◆ **EXERCISE INSTRUCTIONS**:
Each line that holds the word "Puede" counts once; give the total number of such lines and nothing else.

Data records
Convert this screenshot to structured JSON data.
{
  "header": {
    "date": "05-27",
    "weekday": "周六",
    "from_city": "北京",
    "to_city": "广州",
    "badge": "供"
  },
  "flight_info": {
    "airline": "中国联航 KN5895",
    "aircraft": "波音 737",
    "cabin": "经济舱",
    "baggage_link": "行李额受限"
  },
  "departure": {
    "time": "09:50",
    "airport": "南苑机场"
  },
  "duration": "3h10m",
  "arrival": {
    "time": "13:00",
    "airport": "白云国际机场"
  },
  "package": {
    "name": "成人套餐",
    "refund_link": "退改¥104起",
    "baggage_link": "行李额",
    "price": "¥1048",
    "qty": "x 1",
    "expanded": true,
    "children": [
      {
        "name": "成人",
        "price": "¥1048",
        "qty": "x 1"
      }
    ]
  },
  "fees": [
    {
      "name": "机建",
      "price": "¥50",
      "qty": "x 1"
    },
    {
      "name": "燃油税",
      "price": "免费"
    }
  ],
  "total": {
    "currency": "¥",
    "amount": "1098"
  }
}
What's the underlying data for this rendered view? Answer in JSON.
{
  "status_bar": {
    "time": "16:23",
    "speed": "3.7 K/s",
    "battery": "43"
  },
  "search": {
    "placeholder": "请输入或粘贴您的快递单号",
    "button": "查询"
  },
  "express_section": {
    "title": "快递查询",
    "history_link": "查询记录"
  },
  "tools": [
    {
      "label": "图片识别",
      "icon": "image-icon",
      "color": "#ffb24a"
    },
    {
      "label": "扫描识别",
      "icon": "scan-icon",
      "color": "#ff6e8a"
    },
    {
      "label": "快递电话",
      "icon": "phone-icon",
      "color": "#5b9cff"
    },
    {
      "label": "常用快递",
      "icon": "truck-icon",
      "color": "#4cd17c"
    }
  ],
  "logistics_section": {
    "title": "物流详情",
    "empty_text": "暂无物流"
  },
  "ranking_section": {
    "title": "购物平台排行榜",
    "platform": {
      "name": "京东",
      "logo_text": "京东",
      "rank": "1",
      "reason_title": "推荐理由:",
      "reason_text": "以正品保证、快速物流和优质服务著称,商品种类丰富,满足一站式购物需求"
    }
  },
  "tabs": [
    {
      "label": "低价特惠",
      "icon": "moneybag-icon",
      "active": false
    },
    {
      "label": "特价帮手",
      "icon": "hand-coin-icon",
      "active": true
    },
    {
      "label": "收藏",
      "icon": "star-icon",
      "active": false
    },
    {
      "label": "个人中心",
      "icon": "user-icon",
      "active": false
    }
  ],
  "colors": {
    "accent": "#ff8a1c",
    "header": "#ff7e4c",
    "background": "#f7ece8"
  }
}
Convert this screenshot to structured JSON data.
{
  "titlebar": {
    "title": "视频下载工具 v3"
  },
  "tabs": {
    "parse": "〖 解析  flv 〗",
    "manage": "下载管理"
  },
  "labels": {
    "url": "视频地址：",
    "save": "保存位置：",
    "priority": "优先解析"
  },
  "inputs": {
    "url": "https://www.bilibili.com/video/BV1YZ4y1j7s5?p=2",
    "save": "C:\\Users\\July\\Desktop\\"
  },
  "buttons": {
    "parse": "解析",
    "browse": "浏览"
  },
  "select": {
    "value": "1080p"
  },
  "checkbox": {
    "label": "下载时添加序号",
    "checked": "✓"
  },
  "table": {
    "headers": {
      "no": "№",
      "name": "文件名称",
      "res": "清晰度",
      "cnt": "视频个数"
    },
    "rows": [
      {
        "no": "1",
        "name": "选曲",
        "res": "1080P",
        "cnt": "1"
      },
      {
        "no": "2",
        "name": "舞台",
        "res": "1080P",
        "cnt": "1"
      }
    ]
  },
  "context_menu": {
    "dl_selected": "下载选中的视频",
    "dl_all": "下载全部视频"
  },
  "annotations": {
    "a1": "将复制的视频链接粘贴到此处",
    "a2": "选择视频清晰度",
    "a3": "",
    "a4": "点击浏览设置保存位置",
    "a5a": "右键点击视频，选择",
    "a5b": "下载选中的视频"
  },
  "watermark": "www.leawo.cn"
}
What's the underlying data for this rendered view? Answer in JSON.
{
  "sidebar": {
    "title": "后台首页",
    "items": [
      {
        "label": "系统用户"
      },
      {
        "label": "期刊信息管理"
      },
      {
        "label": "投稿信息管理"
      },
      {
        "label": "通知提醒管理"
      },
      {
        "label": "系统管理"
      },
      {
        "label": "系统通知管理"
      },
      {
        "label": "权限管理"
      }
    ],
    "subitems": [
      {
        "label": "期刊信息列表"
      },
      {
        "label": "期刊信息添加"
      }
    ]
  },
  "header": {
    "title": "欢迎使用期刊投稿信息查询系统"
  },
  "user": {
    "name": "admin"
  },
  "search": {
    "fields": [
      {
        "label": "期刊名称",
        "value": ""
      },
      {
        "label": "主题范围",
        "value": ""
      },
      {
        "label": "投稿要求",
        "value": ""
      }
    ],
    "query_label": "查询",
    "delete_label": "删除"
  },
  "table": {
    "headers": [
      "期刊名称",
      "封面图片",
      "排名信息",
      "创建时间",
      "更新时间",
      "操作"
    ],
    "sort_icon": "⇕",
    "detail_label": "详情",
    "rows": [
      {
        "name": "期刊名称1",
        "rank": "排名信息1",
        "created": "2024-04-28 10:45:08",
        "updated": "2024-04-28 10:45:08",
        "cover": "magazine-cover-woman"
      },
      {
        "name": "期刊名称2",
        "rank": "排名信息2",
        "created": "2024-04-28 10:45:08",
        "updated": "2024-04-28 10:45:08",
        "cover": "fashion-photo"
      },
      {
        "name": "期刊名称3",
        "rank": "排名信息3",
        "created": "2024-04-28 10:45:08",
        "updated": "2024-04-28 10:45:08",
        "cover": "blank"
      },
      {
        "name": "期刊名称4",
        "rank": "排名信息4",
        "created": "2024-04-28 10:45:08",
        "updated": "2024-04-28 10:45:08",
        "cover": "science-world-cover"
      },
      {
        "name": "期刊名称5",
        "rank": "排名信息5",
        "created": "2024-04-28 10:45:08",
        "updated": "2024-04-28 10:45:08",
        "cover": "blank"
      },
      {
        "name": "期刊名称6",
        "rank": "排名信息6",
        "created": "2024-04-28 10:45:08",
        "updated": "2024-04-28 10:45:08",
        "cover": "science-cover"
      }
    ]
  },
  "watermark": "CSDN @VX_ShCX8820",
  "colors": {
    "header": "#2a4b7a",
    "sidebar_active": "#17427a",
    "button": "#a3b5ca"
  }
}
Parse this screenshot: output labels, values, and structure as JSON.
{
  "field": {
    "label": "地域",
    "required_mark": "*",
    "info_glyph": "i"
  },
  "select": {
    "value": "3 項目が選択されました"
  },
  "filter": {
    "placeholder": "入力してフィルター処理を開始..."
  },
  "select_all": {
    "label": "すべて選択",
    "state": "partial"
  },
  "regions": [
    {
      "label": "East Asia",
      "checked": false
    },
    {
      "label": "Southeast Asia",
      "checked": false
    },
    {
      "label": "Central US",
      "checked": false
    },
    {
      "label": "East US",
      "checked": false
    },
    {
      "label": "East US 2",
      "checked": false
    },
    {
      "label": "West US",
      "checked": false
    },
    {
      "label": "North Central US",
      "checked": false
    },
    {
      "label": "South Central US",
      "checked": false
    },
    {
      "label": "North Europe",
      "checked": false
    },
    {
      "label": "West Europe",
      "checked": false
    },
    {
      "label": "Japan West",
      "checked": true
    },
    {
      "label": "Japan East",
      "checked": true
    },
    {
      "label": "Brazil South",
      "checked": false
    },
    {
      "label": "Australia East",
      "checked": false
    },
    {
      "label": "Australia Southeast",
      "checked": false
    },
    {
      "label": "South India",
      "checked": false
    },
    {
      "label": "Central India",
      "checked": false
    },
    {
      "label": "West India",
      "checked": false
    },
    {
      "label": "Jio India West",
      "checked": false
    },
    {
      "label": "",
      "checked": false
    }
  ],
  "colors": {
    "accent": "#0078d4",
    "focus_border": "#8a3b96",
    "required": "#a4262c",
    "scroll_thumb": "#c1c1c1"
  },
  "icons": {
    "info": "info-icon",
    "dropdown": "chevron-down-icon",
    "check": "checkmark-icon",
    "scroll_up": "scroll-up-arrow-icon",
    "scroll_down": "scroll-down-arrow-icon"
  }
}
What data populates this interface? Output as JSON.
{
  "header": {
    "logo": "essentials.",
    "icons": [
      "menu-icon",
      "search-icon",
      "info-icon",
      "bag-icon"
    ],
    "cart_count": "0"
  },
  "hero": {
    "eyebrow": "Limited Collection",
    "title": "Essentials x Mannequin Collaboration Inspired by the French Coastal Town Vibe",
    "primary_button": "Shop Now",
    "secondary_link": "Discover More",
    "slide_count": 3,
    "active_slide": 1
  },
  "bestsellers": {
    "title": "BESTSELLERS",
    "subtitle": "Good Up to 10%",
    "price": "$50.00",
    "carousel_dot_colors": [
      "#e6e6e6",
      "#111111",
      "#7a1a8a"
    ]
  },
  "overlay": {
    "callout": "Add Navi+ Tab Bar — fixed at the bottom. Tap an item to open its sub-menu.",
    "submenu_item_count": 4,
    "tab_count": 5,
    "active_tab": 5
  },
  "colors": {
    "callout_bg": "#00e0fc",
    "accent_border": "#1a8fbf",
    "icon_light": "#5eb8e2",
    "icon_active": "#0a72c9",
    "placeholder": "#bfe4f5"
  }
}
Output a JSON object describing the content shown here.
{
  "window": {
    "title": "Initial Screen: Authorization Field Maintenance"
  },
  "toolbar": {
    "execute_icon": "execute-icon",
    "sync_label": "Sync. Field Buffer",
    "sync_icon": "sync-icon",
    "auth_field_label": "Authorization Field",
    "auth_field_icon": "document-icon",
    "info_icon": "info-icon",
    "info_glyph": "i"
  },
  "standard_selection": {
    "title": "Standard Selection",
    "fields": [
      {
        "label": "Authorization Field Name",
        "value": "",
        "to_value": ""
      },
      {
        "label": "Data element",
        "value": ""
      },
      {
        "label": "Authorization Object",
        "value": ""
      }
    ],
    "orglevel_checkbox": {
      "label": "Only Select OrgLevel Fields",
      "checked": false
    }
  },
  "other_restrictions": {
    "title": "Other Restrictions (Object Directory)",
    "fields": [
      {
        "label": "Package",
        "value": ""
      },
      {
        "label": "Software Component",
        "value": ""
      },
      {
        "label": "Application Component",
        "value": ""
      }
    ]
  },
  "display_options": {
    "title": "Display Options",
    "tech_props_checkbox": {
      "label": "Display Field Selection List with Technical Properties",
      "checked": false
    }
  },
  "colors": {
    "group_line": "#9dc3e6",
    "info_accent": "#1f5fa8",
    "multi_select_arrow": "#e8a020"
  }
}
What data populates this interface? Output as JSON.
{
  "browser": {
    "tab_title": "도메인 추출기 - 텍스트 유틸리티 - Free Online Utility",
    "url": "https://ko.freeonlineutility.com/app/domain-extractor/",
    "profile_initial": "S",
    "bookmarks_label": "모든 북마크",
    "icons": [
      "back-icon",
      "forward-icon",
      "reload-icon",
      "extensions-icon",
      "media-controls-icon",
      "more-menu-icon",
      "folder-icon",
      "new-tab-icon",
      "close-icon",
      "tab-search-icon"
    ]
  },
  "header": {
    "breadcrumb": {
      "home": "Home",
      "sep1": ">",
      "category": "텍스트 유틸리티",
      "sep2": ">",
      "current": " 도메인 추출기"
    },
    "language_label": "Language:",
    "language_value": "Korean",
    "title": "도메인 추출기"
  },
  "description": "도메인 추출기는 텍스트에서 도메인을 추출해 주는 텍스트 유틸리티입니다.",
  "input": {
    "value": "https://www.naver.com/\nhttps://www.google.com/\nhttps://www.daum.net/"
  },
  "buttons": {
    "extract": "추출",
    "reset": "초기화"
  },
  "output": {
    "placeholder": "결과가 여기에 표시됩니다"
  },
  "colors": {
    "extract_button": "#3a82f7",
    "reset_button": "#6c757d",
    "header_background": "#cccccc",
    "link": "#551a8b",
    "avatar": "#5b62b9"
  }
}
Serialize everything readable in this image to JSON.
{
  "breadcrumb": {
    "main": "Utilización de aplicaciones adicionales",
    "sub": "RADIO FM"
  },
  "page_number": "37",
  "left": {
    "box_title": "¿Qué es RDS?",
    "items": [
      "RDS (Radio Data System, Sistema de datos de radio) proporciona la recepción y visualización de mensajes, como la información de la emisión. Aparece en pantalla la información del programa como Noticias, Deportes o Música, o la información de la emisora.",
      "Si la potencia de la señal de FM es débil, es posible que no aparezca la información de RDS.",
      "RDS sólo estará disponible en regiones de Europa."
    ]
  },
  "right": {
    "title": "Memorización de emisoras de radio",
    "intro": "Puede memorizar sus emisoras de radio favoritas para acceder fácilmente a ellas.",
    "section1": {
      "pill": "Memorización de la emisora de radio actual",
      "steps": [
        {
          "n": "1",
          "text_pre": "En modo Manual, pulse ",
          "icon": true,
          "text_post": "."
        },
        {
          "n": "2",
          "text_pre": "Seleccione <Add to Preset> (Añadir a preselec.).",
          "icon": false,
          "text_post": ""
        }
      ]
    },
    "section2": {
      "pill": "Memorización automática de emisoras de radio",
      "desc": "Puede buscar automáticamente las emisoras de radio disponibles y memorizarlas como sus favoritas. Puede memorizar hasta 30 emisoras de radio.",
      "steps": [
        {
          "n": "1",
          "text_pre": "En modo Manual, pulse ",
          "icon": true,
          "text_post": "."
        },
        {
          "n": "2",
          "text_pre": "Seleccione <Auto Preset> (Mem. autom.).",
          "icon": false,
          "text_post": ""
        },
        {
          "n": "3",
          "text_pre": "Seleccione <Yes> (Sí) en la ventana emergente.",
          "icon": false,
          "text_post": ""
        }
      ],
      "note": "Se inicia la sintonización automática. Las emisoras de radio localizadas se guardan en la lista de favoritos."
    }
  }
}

◆ **THE ANSWER**:
2